Records about charts and figures
-----

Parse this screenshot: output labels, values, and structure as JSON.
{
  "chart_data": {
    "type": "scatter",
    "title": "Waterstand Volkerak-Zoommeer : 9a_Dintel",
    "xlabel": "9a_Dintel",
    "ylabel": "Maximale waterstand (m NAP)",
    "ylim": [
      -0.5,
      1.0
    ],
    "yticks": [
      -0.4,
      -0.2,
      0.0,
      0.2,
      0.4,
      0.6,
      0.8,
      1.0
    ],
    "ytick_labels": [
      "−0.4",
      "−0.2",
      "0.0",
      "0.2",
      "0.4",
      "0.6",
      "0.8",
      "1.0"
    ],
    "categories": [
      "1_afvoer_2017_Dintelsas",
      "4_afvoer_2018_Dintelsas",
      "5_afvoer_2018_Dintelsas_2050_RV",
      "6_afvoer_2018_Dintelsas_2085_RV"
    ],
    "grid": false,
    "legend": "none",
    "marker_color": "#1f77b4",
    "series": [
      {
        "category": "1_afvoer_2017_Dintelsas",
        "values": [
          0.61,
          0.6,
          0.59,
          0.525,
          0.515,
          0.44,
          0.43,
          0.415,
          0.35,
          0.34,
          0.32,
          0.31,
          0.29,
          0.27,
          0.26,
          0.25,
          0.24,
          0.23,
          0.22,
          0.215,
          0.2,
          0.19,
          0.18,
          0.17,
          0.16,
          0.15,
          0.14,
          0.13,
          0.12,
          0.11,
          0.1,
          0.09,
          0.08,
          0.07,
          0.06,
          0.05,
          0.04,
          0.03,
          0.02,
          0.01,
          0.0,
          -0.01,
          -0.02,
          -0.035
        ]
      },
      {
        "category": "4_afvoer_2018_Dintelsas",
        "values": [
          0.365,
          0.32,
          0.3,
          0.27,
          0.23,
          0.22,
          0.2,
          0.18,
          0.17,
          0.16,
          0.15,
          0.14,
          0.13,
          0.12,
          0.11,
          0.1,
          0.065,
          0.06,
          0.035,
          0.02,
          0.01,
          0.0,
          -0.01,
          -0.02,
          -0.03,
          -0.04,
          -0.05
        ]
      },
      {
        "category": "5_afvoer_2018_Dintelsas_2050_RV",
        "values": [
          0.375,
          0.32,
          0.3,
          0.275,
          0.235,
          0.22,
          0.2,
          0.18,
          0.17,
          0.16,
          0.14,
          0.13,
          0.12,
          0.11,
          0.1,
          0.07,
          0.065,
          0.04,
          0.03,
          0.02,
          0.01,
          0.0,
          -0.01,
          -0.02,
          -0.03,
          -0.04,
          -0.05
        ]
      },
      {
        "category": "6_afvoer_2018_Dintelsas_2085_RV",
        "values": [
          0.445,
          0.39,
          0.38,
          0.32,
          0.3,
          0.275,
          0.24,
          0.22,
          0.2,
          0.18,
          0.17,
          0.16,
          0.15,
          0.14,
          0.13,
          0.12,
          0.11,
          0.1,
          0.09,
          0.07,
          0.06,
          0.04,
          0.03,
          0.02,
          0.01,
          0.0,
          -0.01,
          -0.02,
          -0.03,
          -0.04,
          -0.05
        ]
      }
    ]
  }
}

-----

- **EXERCISE PROMPT**:
Tally how many lines of the data include the word "category". Write the number and nothing else.

- **THE OUTPUT**:
4